DESCRIPTION OF THE TASK:
Count every line of the listing where the string "xlabel" occurs, and reply with the count alone.

PROVIDED ENTRIES:
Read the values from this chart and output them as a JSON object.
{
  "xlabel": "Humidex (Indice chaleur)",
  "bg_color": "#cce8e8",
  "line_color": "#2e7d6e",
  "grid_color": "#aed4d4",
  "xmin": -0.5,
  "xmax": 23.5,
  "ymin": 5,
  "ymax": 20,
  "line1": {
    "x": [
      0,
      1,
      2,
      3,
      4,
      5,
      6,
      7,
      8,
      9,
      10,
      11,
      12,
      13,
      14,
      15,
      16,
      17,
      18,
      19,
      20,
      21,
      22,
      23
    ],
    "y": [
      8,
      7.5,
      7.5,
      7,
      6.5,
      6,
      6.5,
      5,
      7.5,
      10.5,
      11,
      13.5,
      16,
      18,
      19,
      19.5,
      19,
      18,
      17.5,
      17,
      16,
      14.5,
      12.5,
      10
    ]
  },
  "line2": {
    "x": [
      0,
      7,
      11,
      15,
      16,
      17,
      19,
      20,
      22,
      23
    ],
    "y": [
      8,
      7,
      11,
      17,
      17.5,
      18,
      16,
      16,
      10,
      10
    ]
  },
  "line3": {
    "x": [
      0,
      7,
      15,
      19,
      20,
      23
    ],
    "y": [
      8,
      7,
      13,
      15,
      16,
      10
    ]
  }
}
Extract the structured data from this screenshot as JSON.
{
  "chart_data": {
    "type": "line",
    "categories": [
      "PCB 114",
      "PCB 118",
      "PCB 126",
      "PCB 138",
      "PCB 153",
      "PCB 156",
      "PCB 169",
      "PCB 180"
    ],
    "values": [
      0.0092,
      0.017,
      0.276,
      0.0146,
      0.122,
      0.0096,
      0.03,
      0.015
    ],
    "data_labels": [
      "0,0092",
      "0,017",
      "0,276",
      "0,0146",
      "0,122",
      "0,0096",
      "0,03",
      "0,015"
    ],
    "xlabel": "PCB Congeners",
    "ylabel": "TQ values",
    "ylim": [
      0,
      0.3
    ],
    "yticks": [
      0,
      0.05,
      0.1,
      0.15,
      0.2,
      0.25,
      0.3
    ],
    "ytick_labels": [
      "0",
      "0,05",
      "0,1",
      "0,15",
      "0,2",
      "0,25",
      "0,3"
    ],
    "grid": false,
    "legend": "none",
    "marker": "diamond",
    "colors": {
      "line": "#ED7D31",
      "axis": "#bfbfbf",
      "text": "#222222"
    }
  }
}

THE RESULT:
2